PROBLEM DESCRIPTION
Check each line of the material. Copy those containing "available".
-------
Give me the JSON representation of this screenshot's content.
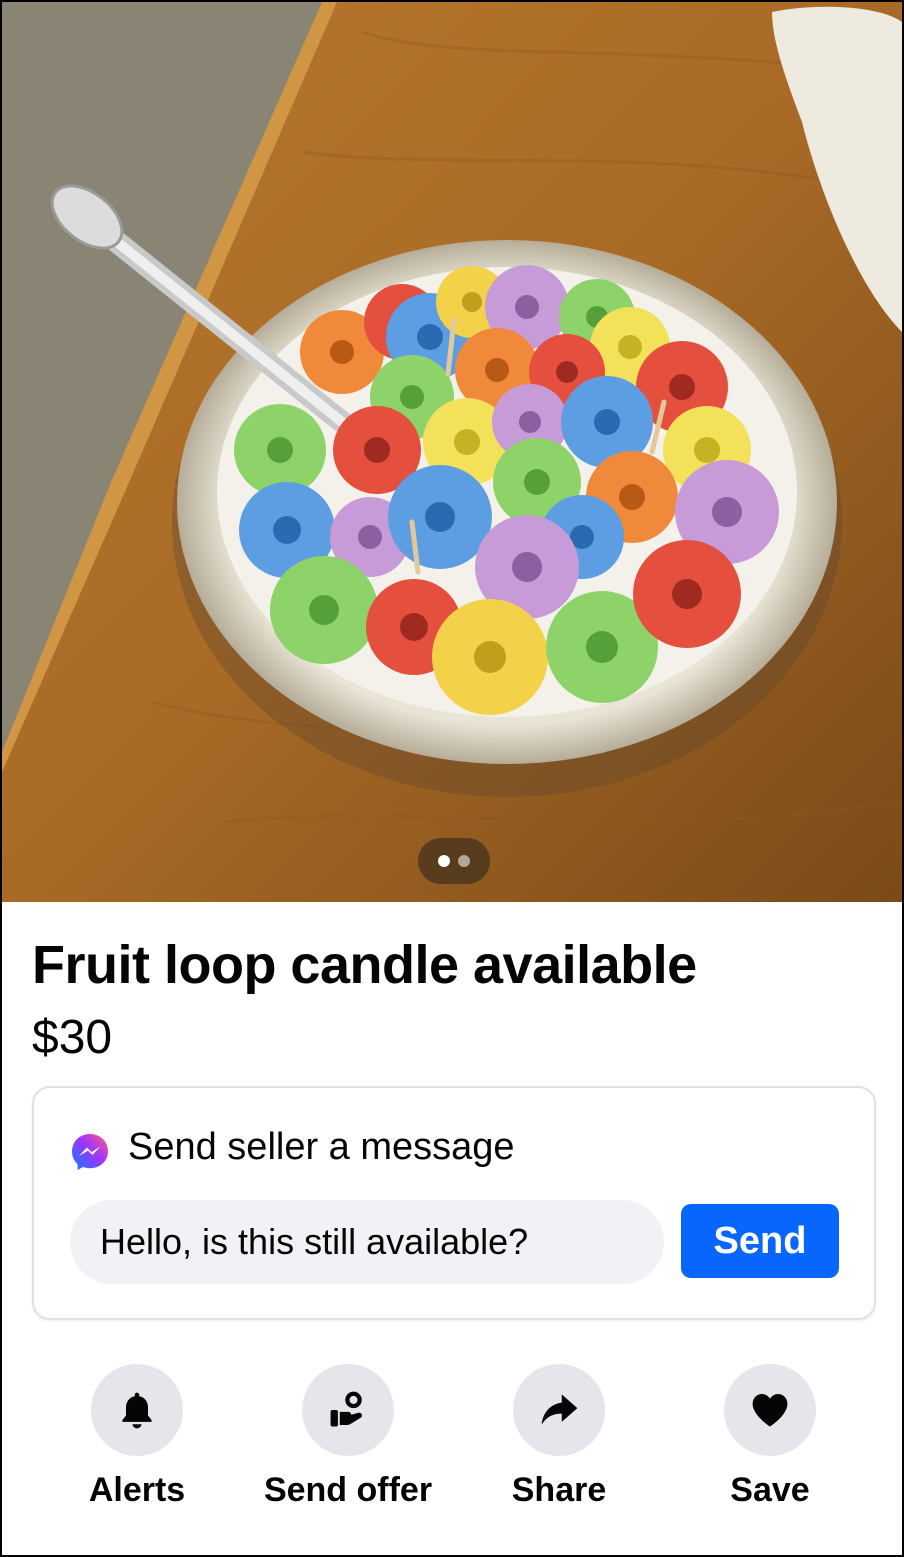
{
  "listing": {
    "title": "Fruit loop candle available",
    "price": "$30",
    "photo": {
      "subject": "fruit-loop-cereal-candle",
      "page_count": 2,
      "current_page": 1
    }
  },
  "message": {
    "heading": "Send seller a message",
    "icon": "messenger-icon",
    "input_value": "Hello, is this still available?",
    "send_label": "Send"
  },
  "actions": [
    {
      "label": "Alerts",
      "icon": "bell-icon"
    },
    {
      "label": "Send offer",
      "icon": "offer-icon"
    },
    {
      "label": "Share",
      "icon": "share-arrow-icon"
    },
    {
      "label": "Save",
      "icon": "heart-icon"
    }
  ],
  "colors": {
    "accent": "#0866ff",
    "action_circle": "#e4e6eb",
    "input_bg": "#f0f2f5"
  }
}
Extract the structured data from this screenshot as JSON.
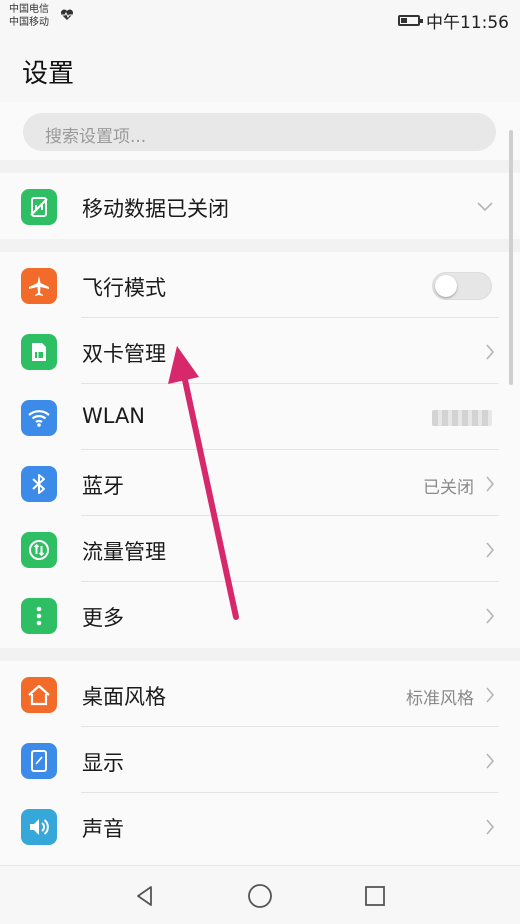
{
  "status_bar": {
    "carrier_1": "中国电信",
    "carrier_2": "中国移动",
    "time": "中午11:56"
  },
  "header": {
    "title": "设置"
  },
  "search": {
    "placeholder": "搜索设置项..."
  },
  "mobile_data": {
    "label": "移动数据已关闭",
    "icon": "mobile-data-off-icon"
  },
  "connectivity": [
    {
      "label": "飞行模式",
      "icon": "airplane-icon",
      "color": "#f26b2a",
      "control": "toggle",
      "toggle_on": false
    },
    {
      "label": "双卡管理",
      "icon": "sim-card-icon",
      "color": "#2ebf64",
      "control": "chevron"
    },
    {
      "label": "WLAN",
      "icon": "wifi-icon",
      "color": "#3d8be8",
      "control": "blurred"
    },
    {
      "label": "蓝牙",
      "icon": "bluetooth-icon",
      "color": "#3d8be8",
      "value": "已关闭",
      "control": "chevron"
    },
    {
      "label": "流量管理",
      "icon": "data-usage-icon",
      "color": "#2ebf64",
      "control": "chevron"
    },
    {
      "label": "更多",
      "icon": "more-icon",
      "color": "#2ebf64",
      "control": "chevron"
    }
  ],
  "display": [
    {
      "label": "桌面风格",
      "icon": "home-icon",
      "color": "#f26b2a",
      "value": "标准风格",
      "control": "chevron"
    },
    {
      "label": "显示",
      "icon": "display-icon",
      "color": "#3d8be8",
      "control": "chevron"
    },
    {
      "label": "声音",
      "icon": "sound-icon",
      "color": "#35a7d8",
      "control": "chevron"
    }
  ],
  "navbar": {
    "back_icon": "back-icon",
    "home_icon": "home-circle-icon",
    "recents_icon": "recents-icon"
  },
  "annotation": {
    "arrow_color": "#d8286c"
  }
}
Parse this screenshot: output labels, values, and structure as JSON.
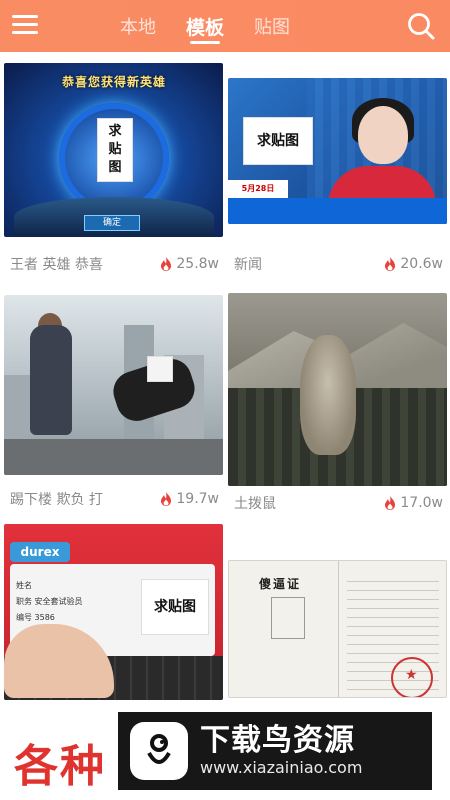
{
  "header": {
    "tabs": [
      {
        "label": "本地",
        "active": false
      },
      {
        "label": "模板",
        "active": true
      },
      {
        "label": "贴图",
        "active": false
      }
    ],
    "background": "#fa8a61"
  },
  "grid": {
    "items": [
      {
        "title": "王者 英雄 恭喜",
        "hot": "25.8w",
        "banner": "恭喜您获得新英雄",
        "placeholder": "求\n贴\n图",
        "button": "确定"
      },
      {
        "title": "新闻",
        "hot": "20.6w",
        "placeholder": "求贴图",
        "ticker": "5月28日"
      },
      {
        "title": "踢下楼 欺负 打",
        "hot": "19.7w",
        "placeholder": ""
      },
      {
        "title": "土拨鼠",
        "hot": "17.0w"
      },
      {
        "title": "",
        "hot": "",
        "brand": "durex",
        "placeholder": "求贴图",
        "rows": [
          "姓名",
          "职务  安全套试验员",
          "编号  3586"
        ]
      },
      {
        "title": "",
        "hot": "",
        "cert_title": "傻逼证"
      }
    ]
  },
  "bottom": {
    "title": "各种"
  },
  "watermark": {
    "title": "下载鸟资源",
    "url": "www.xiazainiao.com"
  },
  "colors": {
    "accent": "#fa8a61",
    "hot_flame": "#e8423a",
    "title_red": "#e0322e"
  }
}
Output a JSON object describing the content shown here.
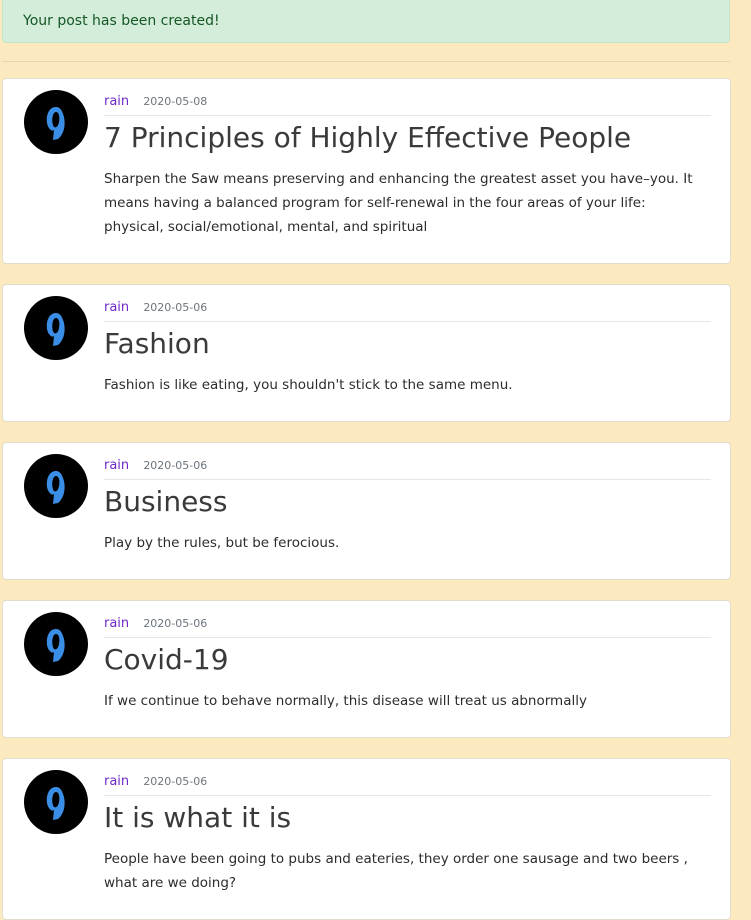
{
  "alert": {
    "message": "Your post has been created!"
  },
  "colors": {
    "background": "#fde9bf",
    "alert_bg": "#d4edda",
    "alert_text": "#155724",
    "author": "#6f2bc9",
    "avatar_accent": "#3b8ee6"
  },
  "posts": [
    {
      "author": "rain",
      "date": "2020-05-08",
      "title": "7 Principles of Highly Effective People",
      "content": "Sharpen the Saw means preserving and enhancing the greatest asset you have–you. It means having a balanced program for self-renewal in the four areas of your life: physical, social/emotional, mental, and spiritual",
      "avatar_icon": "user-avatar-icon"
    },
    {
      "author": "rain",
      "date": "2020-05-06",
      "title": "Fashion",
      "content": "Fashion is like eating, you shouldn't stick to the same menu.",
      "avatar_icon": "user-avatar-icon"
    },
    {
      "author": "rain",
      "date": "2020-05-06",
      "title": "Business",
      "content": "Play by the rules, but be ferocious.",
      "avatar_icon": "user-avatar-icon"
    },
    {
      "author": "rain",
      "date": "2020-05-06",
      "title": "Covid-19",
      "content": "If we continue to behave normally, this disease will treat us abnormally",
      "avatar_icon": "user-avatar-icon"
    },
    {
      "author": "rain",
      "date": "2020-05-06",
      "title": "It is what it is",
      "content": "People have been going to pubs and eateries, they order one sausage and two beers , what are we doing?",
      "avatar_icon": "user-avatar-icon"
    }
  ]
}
-------
TASK OUTPUT
    "title": "Fruit loop candle available",
    "input_value": "Hello, is this still available?",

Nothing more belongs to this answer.